WHAT IS BEING ASKED: Pull every line holding the string "Accounting" from the records below.
:: SUPPLIED RECORDS
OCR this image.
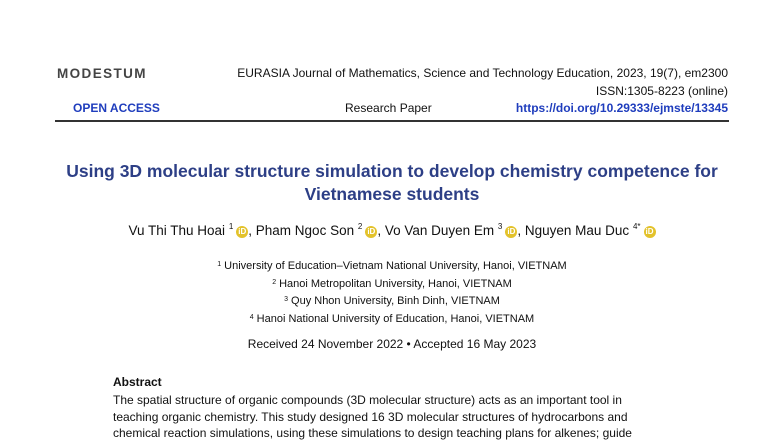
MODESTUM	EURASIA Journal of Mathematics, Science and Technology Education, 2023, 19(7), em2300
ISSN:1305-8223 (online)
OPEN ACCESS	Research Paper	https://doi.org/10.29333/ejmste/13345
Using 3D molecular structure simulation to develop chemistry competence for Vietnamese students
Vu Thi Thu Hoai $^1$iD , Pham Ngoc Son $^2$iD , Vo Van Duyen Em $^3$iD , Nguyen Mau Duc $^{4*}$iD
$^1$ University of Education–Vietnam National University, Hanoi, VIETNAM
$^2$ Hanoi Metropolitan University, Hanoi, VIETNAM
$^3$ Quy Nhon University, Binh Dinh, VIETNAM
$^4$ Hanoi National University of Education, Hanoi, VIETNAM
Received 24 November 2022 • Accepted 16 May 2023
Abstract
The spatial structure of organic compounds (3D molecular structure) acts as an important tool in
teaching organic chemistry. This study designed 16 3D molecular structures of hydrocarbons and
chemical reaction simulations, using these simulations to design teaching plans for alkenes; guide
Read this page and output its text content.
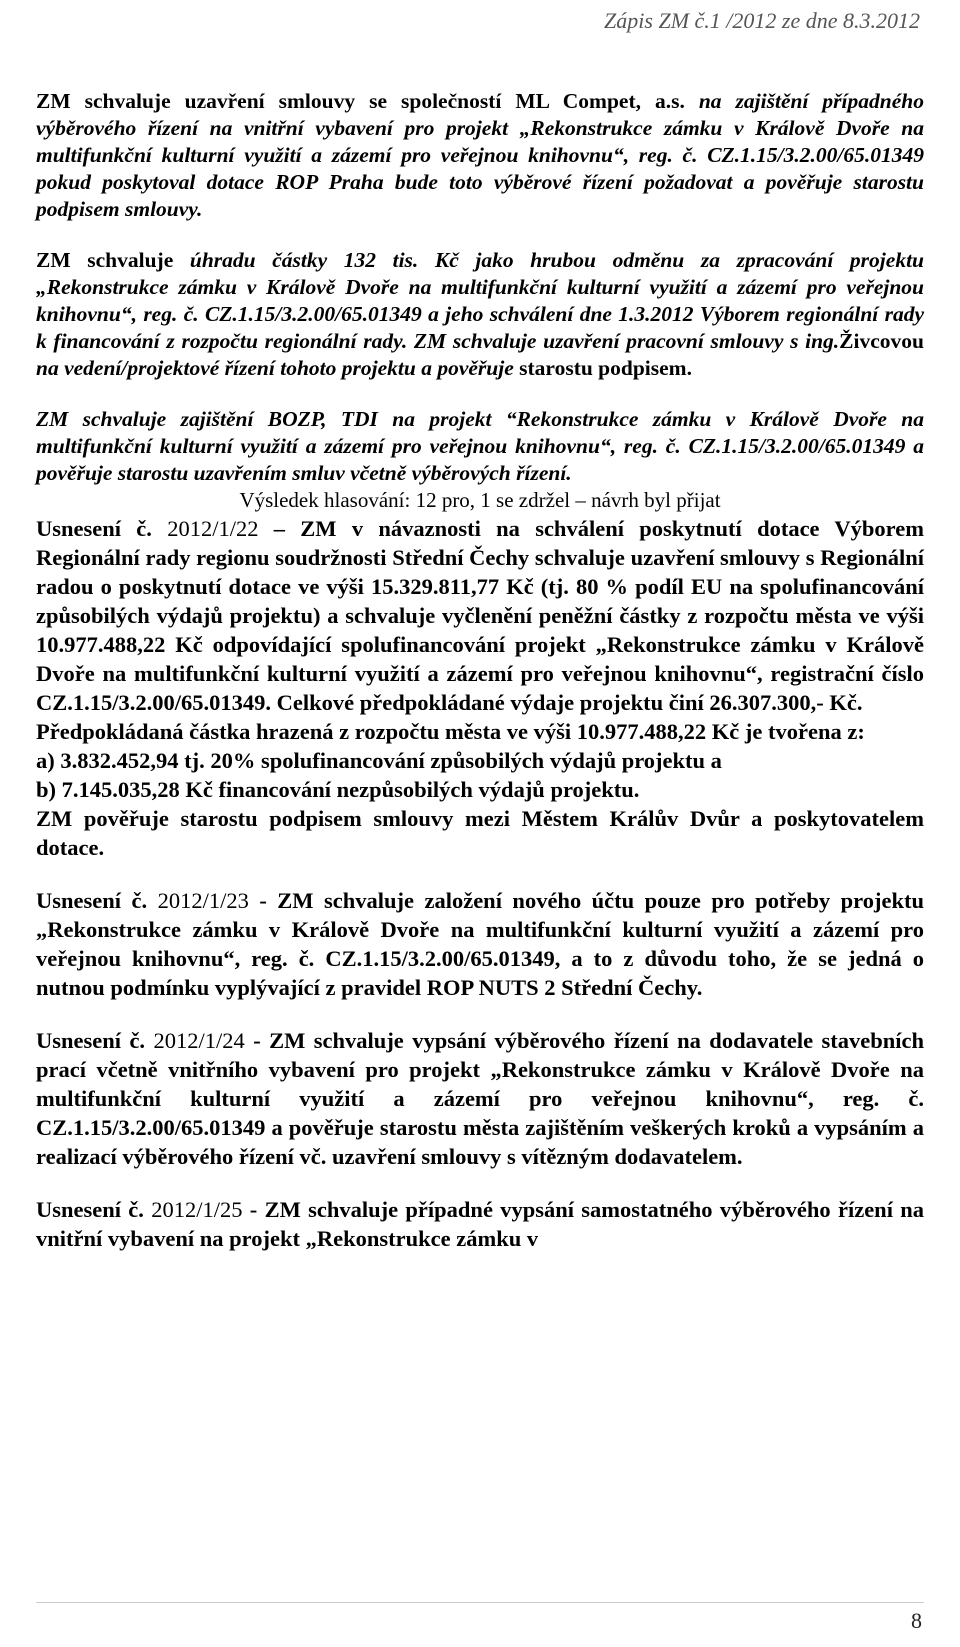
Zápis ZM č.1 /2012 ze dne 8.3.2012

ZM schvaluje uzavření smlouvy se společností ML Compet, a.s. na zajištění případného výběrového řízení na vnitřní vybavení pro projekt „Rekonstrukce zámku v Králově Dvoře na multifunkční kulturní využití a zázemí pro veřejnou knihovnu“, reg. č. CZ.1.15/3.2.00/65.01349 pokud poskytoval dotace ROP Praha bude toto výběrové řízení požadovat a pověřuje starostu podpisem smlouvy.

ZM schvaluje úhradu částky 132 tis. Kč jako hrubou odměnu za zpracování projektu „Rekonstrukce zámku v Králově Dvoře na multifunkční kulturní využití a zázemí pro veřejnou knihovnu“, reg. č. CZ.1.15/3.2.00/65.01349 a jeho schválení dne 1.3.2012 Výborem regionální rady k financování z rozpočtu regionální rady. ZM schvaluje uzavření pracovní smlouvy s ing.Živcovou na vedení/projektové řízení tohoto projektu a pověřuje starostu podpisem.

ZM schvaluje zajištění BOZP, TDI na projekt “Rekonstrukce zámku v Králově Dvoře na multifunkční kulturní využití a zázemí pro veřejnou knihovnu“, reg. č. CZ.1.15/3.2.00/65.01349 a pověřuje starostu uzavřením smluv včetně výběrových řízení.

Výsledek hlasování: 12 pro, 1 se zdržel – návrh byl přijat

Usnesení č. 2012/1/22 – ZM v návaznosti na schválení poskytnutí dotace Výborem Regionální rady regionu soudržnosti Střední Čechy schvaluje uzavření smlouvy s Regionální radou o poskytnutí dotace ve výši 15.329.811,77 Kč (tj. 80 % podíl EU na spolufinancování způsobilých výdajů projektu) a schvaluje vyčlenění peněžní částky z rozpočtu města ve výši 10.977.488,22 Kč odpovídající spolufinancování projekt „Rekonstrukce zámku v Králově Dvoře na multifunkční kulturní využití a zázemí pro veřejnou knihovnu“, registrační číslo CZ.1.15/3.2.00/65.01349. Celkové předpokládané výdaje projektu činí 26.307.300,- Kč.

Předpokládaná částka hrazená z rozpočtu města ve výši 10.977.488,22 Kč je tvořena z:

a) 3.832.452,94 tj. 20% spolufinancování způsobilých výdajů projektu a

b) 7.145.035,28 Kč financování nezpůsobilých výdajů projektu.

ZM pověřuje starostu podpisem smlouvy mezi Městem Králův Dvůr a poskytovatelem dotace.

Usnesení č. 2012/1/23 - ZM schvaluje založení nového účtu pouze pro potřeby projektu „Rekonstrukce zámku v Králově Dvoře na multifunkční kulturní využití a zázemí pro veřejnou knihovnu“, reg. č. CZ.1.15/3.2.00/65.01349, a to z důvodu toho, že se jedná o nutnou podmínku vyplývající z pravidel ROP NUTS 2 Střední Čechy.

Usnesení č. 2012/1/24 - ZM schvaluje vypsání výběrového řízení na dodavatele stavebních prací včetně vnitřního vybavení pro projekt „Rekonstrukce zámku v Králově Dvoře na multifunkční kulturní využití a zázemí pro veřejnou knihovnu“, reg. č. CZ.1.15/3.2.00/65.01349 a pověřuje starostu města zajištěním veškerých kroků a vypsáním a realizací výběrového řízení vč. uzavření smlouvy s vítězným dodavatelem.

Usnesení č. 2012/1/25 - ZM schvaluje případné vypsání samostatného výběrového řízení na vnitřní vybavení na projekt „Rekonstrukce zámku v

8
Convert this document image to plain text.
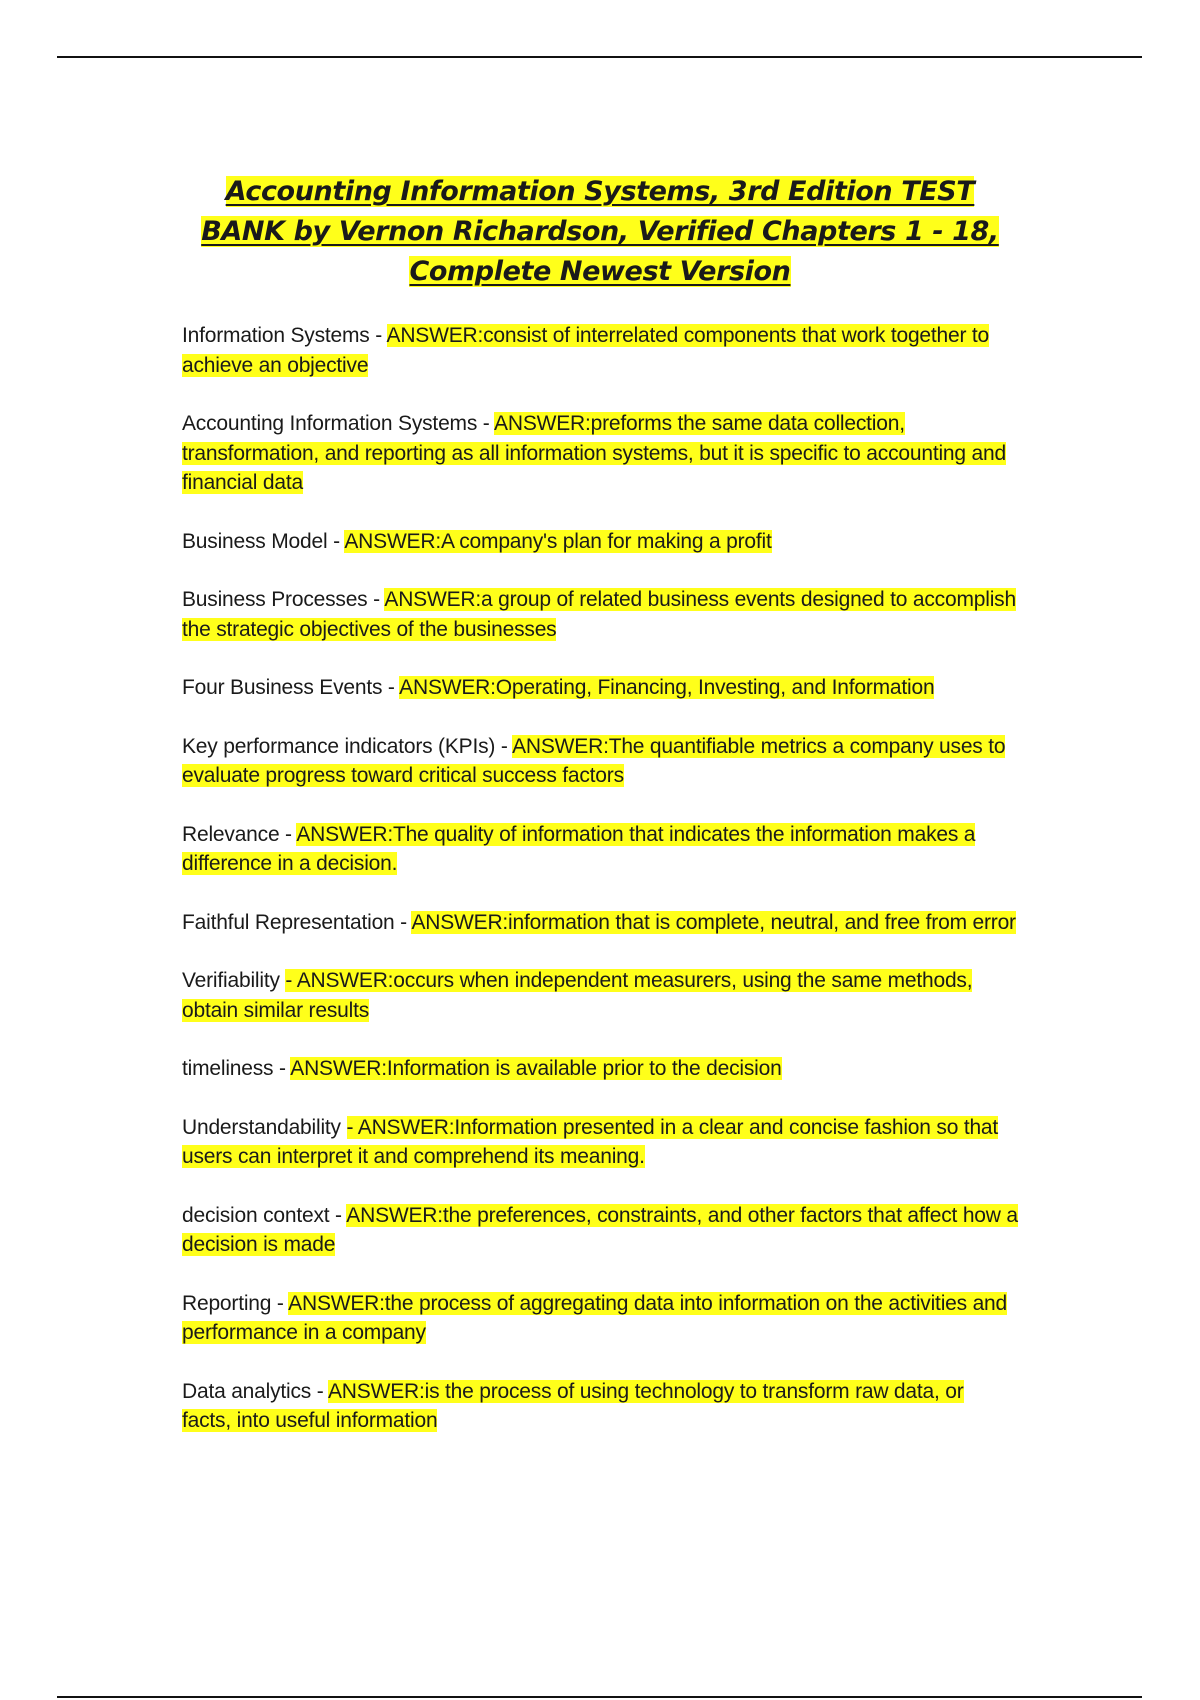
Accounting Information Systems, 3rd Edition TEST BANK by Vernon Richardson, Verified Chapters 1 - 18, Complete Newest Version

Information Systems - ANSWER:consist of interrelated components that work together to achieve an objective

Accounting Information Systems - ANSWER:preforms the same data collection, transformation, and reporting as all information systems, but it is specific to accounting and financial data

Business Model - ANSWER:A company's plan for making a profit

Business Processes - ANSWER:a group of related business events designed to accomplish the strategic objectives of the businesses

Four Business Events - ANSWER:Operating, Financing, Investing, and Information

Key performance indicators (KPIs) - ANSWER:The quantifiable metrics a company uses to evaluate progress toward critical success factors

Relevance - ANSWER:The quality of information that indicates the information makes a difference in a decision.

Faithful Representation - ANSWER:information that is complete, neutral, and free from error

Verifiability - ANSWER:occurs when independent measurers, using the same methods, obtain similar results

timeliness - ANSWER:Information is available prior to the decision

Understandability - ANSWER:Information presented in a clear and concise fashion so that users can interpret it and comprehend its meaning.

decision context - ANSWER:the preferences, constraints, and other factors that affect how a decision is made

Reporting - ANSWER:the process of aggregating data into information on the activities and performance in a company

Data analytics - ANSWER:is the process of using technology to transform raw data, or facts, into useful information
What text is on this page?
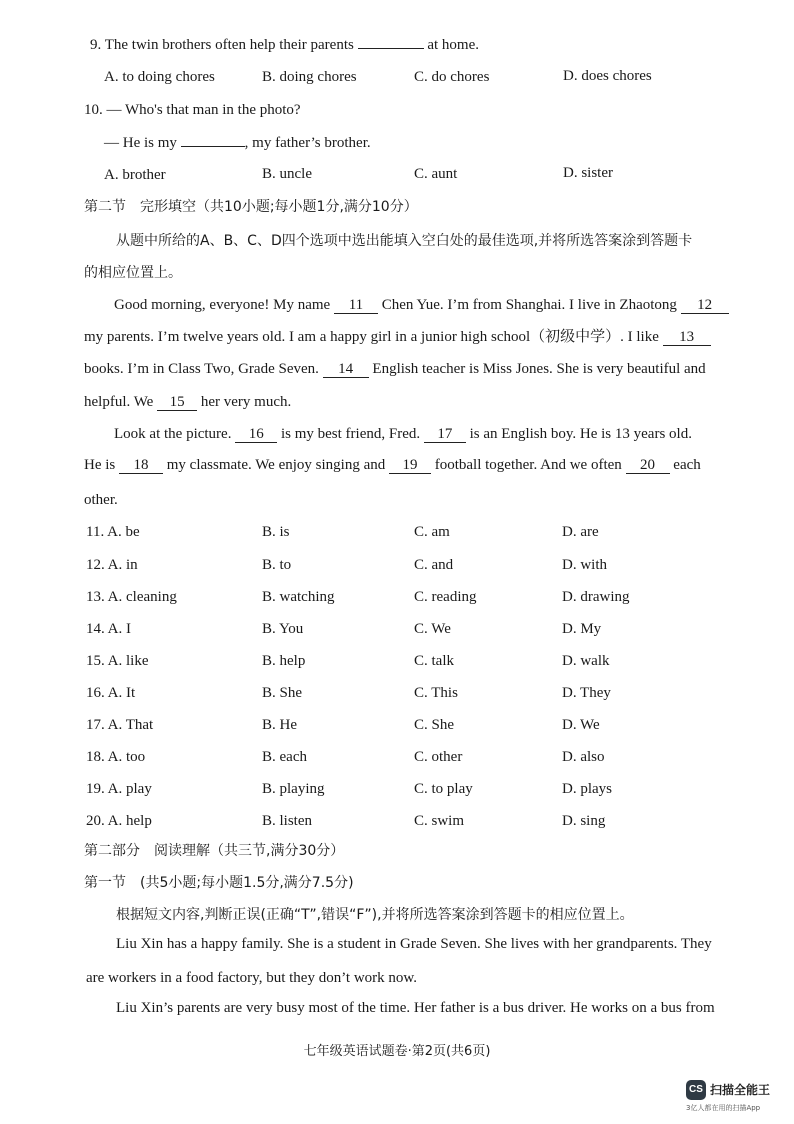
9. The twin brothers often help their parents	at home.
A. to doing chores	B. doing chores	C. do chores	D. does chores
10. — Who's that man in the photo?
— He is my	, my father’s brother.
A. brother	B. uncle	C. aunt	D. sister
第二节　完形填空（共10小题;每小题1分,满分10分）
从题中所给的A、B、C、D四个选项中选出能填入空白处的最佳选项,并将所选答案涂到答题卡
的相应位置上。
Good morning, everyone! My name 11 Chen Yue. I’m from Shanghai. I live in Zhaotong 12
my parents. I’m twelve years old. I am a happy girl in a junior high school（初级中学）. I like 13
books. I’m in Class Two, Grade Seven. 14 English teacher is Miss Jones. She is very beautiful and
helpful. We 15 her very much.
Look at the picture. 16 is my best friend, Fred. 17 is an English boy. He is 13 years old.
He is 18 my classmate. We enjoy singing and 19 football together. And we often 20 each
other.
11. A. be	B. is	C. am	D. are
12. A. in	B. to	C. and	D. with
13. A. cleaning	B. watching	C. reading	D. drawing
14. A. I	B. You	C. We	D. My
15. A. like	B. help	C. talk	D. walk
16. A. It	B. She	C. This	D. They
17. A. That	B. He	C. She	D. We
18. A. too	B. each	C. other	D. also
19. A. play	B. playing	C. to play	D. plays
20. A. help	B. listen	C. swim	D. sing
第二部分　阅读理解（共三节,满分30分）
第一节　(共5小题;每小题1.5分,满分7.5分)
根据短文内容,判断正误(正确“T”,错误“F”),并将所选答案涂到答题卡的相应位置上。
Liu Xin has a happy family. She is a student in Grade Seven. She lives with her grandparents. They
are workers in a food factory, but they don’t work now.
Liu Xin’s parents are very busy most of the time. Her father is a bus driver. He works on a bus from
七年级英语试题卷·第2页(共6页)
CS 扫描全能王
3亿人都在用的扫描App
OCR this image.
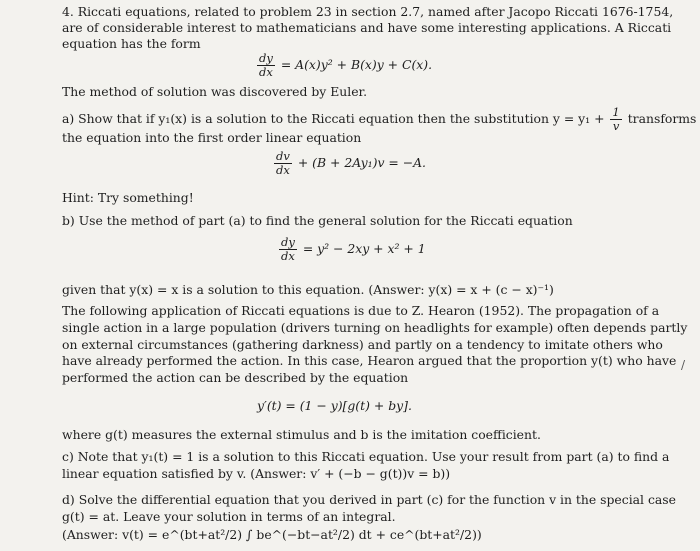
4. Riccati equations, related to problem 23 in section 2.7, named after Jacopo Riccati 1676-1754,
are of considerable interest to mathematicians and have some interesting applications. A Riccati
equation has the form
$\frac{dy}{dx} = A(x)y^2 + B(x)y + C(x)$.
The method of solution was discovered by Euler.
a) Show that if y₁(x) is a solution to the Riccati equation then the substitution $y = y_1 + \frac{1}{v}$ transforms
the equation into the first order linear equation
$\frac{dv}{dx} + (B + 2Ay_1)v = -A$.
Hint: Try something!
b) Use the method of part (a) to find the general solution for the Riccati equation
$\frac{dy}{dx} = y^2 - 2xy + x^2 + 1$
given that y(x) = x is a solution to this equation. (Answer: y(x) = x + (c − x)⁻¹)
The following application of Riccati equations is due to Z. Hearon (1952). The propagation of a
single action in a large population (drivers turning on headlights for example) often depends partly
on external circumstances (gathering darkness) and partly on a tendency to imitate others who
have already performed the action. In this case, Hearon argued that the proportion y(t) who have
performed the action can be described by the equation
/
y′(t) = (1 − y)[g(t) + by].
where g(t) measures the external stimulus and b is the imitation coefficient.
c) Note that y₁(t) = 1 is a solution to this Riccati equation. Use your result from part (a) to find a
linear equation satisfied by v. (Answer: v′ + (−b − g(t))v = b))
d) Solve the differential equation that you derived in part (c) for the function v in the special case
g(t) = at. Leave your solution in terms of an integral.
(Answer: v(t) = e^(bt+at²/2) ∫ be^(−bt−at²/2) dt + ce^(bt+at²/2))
::::
WRITTEN REPLY:
Accounting Information Systems, 3rd Edition TEST BANK by Vernon Richardson, Verified Chapters 1 - 18, Complete Newest Version
Accounting Information Systems - ANSWER:preforms the same data collection, transformation, and reporting as all information systems, but it is specific to accounting and financial data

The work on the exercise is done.